**Data for processing:**

++++++

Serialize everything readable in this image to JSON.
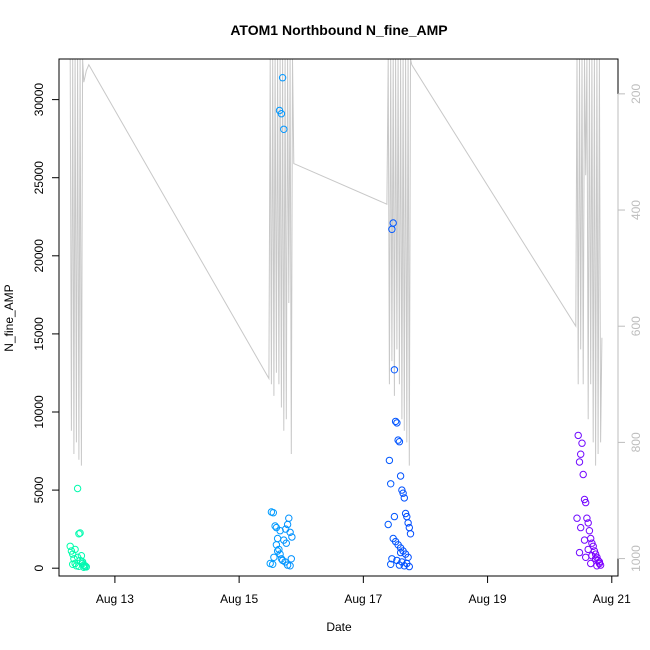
{
  "chart_data": {
    "type": "scatter",
    "title": "ATOM1 Northbound N_fine_AMP",
    "xlabel": "Date",
    "ylabel": "N_fine_AMP",
    "xlim": [
      12.1,
      21.1
    ],
    "ylim": [
      -500,
      32600
    ],
    "x_ticks": [
      13,
      15,
      17,
      19,
      21
    ],
    "x_tick_labels": [
      "Aug 13",
      "Aug 15",
      "Aug 17",
      "Aug 19",
      "Aug 21"
    ],
    "y_ticks": [
      0,
      5000,
      10000,
      15000,
      20000,
      25000,
      30000
    ],
    "y_tick_labels": [
      "0",
      "5000",
      "10000",
      "15000",
      "20000",
      "25000",
      "30000"
    ],
    "y2_lim": [
      1030,
      140
    ],
    "y2_ticks": [
      200,
      400,
      600,
      800,
      1000
    ],
    "y2_tick_labels": [
      "200",
      "400",
      "600",
      "800",
      "1000"
    ],
    "grid": false,
    "legend": "none",
    "colors": {
      "line": "#c8c8c8",
      "axis": "#000000",
      "right_axis": "#bdbdbd",
      "color_start": "#00ffaa",
      "color_mid": "#00aaff",
      "color_late": "#0044ff",
      "color_end": "#7f00ff"
    },
    "line_series": {
      "x": [
        12.28,
        12.3,
        12.32,
        12.34,
        12.36,
        12.38,
        12.4,
        12.42,
        12.44,
        12.46,
        12.48,
        12.5,
        12.52,
        12.54,
        12.56,
        12.58,
        15.48,
        15.5,
        15.52,
        15.54,
        15.56,
        15.58,
        15.6,
        15.62,
        15.64,
        15.66,
        15.68,
        15.7,
        15.72,
        15.74,
        15.76,
        15.78,
        15.8,
        15.82,
        15.84,
        15.86,
        15.88,
        17.38,
        17.4,
        17.42,
        17.44,
        17.46,
        17.48,
        17.5,
        17.52,
        17.54,
        17.56,
        17.58,
        17.6,
        17.62,
        17.64,
        17.66,
        17.68,
        17.7,
        17.72,
        17.74,
        17.76,
        17.78,
        20.42,
        20.44,
        20.46,
        20.48,
        20.5,
        20.52,
        20.54,
        20.56,
        20.58,
        20.6,
        20.62,
        20.64,
        20.66,
        20.68,
        20.7,
        20.72,
        20.74,
        20.76,
        20.78,
        20.8,
        20.82,
        20.84
      ],
      "y": [
        140,
        780,
        140,
        820,
        140,
        800,
        140,
        830,
        140,
        840,
        140,
        180,
        170,
        160,
        155,
        150,
        690,
        140,
        700,
        140,
        720,
        140,
        680,
        140,
        700,
        140,
        740,
        140,
        780,
        140,
        760,
        140,
        560,
        140,
        820,
        140,
        320,
        390,
        140,
        700,
        140,
        660,
        140,
        720,
        140,
        640,
        140,
        700,
        140,
        760,
        140,
        780,
        140,
        800,
        140,
        840,
        140,
        150,
        600,
        140,
        700,
        140,
        640,
        140,
        700,
        140,
        340,
        140,
        760,
        140,
        700,
        140,
        800,
        140,
        840,
        140,
        820,
        140,
        800,
        620
      ]
    },
    "scatter_series": [
      {
        "x": [
          12.28,
          12.3,
          12.32,
          12.34,
          12.36,
          12.38,
          12.4,
          12.42,
          12.44,
          12.46,
          12.48,
          12.5,
          12.52,
          12.54,
          12.36,
          12.4,
          12.44,
          12.48,
          12.52,
          12.32,
          12.42,
          12.5
        ],
        "y": [
          1400,
          1100,
          900,
          600,
          300,
          150,
          5100,
          2200,
          2250,
          800,
          400,
          200,
          100,
          80,
          1200,
          700,
          500,
          300,
          150,
          250,
          120,
          60
        ]
      },
      {
        "x": [
          15.5,
          15.52,
          15.55,
          15.58,
          15.6,
          15.62,
          15.65,
          15.68,
          15.7,
          15.72,
          15.75,
          15.78,
          15.8,
          15.82,
          15.85,
          15.6,
          15.64,
          15.66,
          15.68,
          15.7,
          15.74,
          15.78,
          15.82,
          15.56,
          15.62,
          15.72,
          15.76,
          15.84,
          15.66,
          15.54
        ],
        "y": [
          300,
          3600,
          3550,
          2700,
          2600,
          1900,
          29300,
          29100,
          31400,
          28100,
          2500,
          2800,
          3200,
          2300,
          2000,
          1500,
          1200,
          900,
          600,
          500,
          400,
          200,
          150,
          700,
          1100,
          1800,
          1600,
          600,
          2400,
          250
        ]
      },
      {
        "x": [
          17.4,
          17.42,
          17.44,
          17.46,
          17.48,
          17.5,
          17.52,
          17.54,
          17.56,
          17.58,
          17.6,
          17.62,
          17.64,
          17.66,
          17.68,
          17.7,
          17.72,
          17.74,
          17.76,
          17.48,
          17.52,
          17.56,
          17.6,
          17.64,
          17.68,
          17.72,
          17.46,
          17.54,
          17.62,
          17.7,
          17.44,
          17.58,
          17.66,
          17.74,
          17.5,
          17.6
        ],
        "y": [
          2800,
          6900,
          5400,
          21700,
          22100,
          12700,
          9400,
          9300,
          8200,
          8100,
          5900,
          5000,
          4800,
          4500,
          3500,
          3300,
          2900,
          2600,
          2200,
          1900,
          1700,
          1500,
          1300,
          1100,
          900,
          700,
          600,
          500,
          400,
          300,
          250,
          200,
          150,
          100,
          3300,
          1000
        ]
      },
      {
        "x": [
          20.44,
          20.46,
          20.48,
          20.5,
          20.52,
          20.54,
          20.56,
          20.58,
          20.6,
          20.62,
          20.64,
          20.66,
          20.68,
          20.7,
          20.72,
          20.74,
          20.76,
          20.78,
          20.8,
          20.82,
          20.5,
          20.56,
          20.62,
          20.68,
          20.74,
          20.8,
          20.48,
          20.58,
          20.66,
          20.76
        ],
        "y": [
          3200,
          8500,
          6800,
          7300,
          8000,
          6000,
          4400,
          4200,
          3200,
          2900,
          2400,
          1900,
          1600,
          1400,
          1100,
          900,
          700,
          500,
          300,
          200,
          2600,
          1800,
          1200,
          800,
          600,
          400,
          1000,
          700,
          300,
          150
        ]
      }
    ]
  }
}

++++++

**Task instructions:** Will you set down the records word for word while leaving out every picture?

**Completed task:**
Serialize everything readable in this image to JSON.
{
  "chart_data": {
    "type": "scatter",
    "title": "ATOM1 Northbound N_fine_AMP",
    "xlabel": "Date",
    "ylabel": "N_fine_AMP",
    "xlim": [
      12.1,
      21.1
    ],
    "ylim": [
      -500,
      32600
    ],
    "x_ticks": [
      13,
      15,
      17,
      19,
      21
    ],
    "x_tick_labels": [
      "Aug 13",
      "Aug 15",
      "Aug 17",
      "Aug 19",
      "Aug 21"
    ],
    "y_ticks": [
      0,
      5000,
      10000,
      15000,
      20000,
      25000,
      30000
    ],
    "y_tick_labels": [
      "0",
      "5000",
      "10000",
      "15000",
      "20000",
      "25000",
      "30000"
    ],
    "y2_lim": [
      1030,
      140
    ],
    "y2_ticks": [
      200,
      400,
      600,
      800,
      1000
    ],
    "y2_tick_labels": [
      "200",
      "400",
      "600",
      "800",
      "1000"
    ],
    "grid": false,
    "legend": "none",
    "colors": {
      "line": "#c8c8c8",
      "axis": "#000000",
      "right_axis": "#bdbdbd",
      "color_start": "#00ffaa",
      "color_mid": "#00aaff",
      "color_late": "#0044ff",
      "color_end": "#7f00ff"
    },
    "line_series": {
      "x": [
        12.28,
        12.3,
        12.32,
        12.34,
        12.36,
        12.38,
        12.4,
        12.42,
        12.44,
        12.46,
        12.48,
        12.5,
        12.52,
        12.54,
        12.56,
        12.58,
        15.48,
        15.5,
        15.52,
        15.54,
        15.56,
        15.58,
        15.6,
        15.62,
        15.64,
        15.66,
        15.68,
        15.7,
        15.72,
        15.74,
        15.76,
        15.78,
        15.8,
        15.82,
        15.84,
        15.86,
        15.88,
        17.38,
        17.4,
        17.42,
        17.44,
        17.46,
        17.48,
        17.5,
        17.52,
        17.54,
        17.56,
        17.58,
        17.6,
        17.62,
        17.64,
        17.66,
        17.68,
        17.7,
        17.72,
        17.74,
        17.76,
        17.78,
        20.42,
        20.44,
        20.46,
        20.48,
        20.5,
        20.52,
        20.54,
        20.56,
        20.58,
        20.6,
        20.62,
        20.64,
        20.66,
        20.68,
        20.7,
        20.72,
        20.74,
        20.76,
        20.78,
        20.8,
        20.82,
        20.84
      ],
      "y": [
        140,
        780,
        140,
        820,
        140,
        800,
        140,
        830,
        140,
        840,
        140,
        180,
        170,
        160,
        155,
        150,
        690,
        140,
        700,
        140,
        720,
        140,
        680,
        140,
        700,
        140,
        740,
        140,
        780,
        140,
        760,
        140,
        560,
        140,
        820,
        140,
        320,
        390,
        140,
        700,
        140,
        660,
        140,
        720,
        140,
        640,
        140,
        700,
        140,
        760,
        140,
        780,
        140,
        800,
        140,
        840,
        140,
        150,
        600,
        140,
        700,
        140,
        640,
        140,
        700,
        140,
        340,
        140,
        760,
        140,
        700,
        140,
        800,
        140,
        840,
        140,
        820,
        140,
        800,
        620
      ]
    },
    "scatter_series": [
      {
        "x": [
          12.28,
          12.3,
          12.32,
          12.34,
          12.36,
          12.38,
          12.4,
          12.42,
          12.44,
          12.46,
          12.48,
          12.5,
          12.52,
          12.54,
          12.36,
          12.4,
          12.44,
          12.48,
          12.52,
          12.32,
          12.42,
          12.5
        ],
        "y": [
          1400,
          1100,
          900,
          600,
          300,
          150,
          5100,
          2200,
          2250,
          800,
          400,
          200,
          100,
          80,
          1200,
          700,
          500,
          300,
          150,
          250,
          120,
          60
        ]
      },
      {
        "x": [
          15.5,
          15.52,
          15.55,
          15.58,
          15.6,
          15.62,
          15.65,
          15.68,
          15.7,
          15.72,
          15.75,
          15.78,
          15.8,
          15.82,
          15.85,
          15.6,
          15.64,
          15.66,
          15.68,
          15.7,
          15.74,
          15.78,
          15.82,
          15.56,
          15.62,
          15.72,
          15.76,
          15.84,
          15.66,
          15.54
        ],
        "y": [
          300,
          3600,
          3550,
          2700,
          2600,
          1900,
          29300,
          29100,
          31400,
          28100,
          2500,
          2800,
          3200,
          2300,
          2000,
          1500,
          1200,
          900,
          600,
          500,
          400,
          200,
          150,
          700,
          1100,
          1800,
          1600,
          600,
          2400,
          250
        ]
      },
      {
        "x": [
          17.4,
          17.42,
          17.44,
          17.46,
          17.48,
          17.5,
          17.52,
          17.54,
          17.56,
          17.58,
          17.6,
          17.62,
          17.64,
          17.66,
          17.68,
          17.7,
          17.72,
          17.74,
          17.76,
          17.48,
          17.52,
          17.56,
          17.6,
          17.64,
          17.68,
          17.72,
          17.46,
          17.54,
          17.62,
          17.7,
          17.44,
          17.58,
          17.66,
          17.74,
          17.5,
          17.6
        ],
        "y": [
          2800,
          6900,
          5400,
          21700,
          22100,
          12700,
          9400,
          9300,
          8200,
          8100,
          5900,
          5000,
          4800,
          4500,
          3500,
          3300,
          2900,
          2600,
          2200,
          1900,
          1700,
          1500,
          1300,
          1100,
          900,
          700,
          600,
          500,
          400,
          300,
          250,
          200,
          150,
          100,
          3300,
          1000
        ]
      },
      {
        "x": [
          20.44,
          20.46,
          20.48,
          20.5,
          20.52,
          20.54,
          20.56,
          20.58,
          20.6,
          20.62,
          20.64,
          20.66,
          20.68,
          20.7,
          20.72,
          20.74,
          20.76,
          20.78,
          20.8,
          20.82,
          20.5,
          20.56,
          20.62,
          20.68,
          20.74,
          20.8,
          20.48,
          20.58,
          20.66,
          20.76
        ],
        "y": [
          3200,
          8500,
          6800,
          7300,
          8000,
          6000,
          4400,
          4200,
          3200,
          2900,
          2400,
          1900,
          1600,
          1400,
          1100,
          900,
          700,
          500,
          300,
          200,
          2600,
          1800,
          1200,
          800,
          600,
          400,
          1000,
          700,
          300,
          150
        ]
      }
    ]
  }
}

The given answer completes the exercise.